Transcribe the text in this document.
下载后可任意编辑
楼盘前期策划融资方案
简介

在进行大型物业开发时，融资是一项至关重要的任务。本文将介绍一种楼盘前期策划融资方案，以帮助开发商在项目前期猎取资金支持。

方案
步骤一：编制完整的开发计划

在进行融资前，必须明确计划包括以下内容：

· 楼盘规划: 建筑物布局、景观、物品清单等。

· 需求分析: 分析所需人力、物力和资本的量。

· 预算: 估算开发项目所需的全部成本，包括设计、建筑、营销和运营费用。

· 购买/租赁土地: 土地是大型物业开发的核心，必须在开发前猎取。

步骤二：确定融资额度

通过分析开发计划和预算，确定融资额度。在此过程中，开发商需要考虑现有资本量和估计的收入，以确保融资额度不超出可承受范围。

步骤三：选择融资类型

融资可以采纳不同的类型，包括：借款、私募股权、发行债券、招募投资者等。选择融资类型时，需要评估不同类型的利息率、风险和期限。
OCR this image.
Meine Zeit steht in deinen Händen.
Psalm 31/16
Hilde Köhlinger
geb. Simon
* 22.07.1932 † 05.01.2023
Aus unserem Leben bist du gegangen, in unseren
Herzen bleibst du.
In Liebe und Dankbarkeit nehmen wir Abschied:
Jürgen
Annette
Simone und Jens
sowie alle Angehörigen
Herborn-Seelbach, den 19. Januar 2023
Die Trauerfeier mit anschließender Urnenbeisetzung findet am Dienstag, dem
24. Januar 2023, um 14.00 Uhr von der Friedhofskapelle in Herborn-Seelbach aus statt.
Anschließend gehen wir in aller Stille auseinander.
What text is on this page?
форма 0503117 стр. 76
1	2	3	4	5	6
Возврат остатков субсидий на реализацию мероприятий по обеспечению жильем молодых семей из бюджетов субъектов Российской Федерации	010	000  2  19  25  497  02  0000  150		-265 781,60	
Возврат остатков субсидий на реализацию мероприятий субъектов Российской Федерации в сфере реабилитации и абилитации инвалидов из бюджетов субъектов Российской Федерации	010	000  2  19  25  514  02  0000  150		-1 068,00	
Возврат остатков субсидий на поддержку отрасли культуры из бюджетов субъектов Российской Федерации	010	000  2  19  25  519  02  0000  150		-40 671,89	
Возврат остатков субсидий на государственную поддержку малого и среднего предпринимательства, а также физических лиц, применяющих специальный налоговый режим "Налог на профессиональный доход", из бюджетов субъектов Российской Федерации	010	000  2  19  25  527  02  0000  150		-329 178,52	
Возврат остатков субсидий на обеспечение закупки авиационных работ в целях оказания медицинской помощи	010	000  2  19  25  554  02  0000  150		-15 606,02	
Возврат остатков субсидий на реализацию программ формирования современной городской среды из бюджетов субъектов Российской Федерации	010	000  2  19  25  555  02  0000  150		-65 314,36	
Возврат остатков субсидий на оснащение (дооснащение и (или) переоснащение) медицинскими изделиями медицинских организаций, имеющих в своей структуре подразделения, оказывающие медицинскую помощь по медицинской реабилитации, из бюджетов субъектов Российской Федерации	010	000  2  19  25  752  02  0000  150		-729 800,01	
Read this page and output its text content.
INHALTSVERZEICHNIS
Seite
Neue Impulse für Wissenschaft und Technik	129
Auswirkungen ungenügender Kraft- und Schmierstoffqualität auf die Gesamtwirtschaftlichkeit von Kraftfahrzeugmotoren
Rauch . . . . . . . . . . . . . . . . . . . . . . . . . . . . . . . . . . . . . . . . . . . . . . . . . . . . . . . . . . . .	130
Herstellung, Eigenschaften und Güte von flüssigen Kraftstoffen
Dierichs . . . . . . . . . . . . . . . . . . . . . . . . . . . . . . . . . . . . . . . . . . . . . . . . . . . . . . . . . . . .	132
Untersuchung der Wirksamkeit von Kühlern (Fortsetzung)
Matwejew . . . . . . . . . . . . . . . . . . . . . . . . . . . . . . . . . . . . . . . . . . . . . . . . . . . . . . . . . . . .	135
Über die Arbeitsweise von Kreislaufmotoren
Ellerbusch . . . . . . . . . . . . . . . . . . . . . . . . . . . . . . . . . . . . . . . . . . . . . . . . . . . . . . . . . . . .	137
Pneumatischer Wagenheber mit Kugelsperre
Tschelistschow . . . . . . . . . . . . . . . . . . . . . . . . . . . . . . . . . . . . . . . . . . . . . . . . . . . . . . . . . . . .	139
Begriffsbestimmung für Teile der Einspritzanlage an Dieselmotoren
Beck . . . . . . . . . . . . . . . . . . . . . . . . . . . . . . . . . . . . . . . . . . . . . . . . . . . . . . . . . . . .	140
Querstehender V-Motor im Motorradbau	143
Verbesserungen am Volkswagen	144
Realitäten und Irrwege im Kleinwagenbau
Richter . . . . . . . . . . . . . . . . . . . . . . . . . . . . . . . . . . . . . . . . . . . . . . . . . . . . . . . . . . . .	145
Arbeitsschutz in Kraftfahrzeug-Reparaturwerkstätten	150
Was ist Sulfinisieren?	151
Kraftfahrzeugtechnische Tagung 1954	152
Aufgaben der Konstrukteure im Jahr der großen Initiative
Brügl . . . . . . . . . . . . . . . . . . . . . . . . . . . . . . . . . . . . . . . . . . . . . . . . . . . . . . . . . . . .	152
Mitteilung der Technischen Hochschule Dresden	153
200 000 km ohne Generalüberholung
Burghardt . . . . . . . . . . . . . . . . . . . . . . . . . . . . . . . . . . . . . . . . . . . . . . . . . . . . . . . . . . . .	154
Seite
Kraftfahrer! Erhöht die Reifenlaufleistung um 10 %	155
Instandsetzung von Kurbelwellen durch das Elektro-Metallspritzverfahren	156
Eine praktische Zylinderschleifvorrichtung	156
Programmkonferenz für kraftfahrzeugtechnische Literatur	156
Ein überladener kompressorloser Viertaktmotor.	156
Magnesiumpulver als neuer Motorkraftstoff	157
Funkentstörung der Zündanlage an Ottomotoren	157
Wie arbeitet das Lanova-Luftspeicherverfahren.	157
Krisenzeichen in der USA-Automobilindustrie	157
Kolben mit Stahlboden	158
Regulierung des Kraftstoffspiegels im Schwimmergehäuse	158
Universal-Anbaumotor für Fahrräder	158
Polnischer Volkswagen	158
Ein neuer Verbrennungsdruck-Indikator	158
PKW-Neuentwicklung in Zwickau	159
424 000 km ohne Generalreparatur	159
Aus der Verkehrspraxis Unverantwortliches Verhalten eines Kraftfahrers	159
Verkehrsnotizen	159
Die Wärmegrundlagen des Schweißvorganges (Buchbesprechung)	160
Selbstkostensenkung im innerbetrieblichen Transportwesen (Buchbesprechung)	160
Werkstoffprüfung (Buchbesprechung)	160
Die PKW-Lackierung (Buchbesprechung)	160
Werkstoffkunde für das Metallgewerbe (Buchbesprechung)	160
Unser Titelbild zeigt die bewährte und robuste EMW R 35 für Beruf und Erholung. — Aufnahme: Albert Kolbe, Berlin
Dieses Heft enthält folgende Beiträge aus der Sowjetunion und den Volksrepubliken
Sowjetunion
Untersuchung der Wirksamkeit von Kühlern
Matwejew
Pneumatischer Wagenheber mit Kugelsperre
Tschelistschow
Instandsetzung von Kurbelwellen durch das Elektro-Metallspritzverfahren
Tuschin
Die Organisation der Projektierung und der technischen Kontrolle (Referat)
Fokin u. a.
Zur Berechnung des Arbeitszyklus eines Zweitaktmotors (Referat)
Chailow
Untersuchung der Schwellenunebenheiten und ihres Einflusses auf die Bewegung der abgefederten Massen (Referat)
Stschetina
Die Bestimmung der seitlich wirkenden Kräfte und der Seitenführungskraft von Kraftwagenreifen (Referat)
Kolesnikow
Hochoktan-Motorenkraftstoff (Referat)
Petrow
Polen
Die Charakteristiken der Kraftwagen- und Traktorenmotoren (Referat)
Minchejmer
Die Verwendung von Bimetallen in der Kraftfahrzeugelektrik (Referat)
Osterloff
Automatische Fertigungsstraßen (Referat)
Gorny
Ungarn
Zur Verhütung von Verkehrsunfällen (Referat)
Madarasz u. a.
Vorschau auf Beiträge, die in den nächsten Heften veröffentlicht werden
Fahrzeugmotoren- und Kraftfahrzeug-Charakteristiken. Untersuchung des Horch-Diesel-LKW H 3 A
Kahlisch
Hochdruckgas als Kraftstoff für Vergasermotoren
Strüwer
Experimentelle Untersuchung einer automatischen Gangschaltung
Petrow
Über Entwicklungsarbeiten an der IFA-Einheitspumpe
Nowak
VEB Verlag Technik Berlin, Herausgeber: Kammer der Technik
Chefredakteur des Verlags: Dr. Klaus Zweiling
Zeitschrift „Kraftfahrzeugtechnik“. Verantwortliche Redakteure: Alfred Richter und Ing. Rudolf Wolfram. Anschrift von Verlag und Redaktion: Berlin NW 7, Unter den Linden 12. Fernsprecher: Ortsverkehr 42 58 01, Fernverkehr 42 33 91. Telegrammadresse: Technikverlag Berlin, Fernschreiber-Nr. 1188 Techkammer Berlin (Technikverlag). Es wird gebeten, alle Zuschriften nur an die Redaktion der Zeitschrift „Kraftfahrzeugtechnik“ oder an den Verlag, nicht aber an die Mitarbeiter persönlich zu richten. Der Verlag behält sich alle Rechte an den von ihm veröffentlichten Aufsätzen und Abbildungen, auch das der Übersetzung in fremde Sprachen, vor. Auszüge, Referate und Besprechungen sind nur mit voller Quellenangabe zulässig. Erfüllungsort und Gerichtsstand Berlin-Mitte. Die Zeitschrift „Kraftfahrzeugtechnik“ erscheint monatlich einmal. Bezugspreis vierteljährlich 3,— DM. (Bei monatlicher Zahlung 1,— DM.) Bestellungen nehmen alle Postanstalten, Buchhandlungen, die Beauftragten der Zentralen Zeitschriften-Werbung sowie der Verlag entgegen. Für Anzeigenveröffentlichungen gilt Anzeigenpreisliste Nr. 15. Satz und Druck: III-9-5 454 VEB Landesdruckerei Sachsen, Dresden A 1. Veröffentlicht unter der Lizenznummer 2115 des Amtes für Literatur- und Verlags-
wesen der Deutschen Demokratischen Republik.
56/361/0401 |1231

####

— Your instructions —
Extract all lines containing the word "Januar".

— Solution —
Herborn-Seelbach, den 19. Januar 2023
24. Januar 2023, um 14.00 Uhr von der Friedhofskapelle in Herborn-Seelbach aus statt.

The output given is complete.